Records shown

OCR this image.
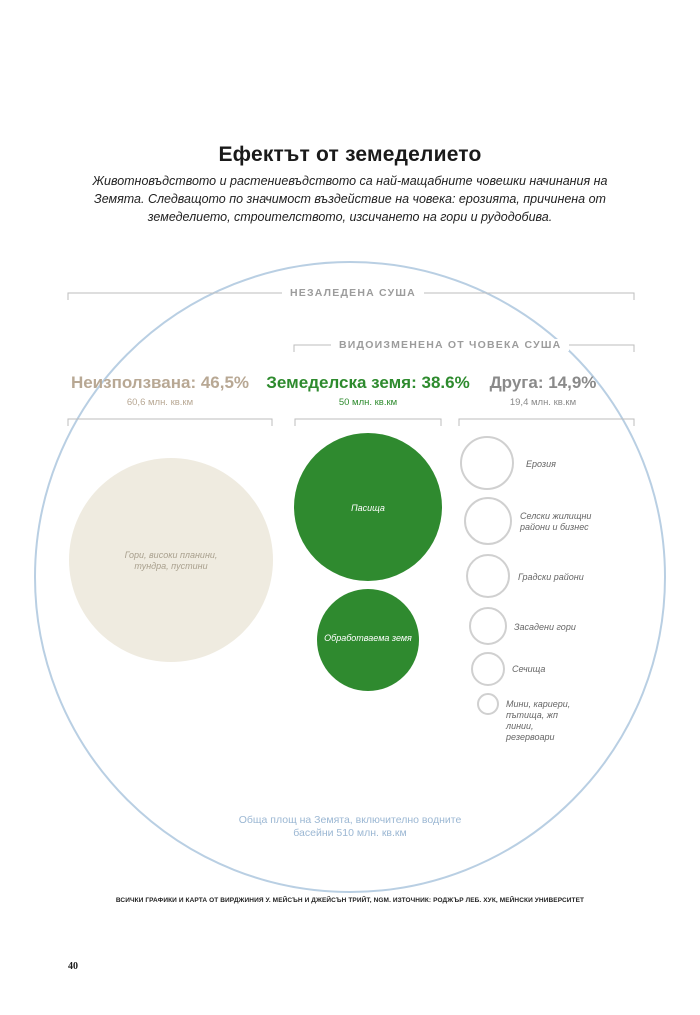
Ефектът от земеделието
Животновъдството и растениевъдството са най-мащабните човешки начинания на Земята. Следващото по значимост въздействие на човека: ерозията, причинена от земеделието, строителството, изсичането на гори и рудодобива.
НЕЗАЛЕДЕНА СУША
ВИДОИЗМЕНЕНА ОТ ЧОВЕКА СУША
Неизползвана: 46,5%
60,6 млн. кв.км
Земеделска земя: 38.6%
50 млн. кв.км
Друга: 14,9%
19,4 млн. кв.км
Гори, високи планини, тундра, пустини
Пасища
Обработваема земя
Ерозия
Селски жилищни райони и бизнес
Градски райони
Засадени гори
Сечища
Мини, кариери, пътища, жп линии, резервоари
Обща площ на Земята, включително водните басейни 510 млн. кв.км
ВСИЧКИ ГРАФИКИ И КАРТА ОТ ВИРДЖИНИЯ У. МЕЙСЪН И ДЖЕЙСЪН ТРИЙТ, NGM. ИЗТОЧНИК: РОДЖЪР ЛЕБ. ХУК, МЕЙНСКИ УНИВЕРСИТЕТ
40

Task goal
Track down every line with the word "земеделието" and copy it.

Worked solution
Ефектът от земеделието
Животновъдството и растениевъдството са най-мащабните човешки начинания на Земята. Следващото по значимост въздействие на човека: ерозията, причинена от земеделието, строителството, изсичането на гори и рудодобива.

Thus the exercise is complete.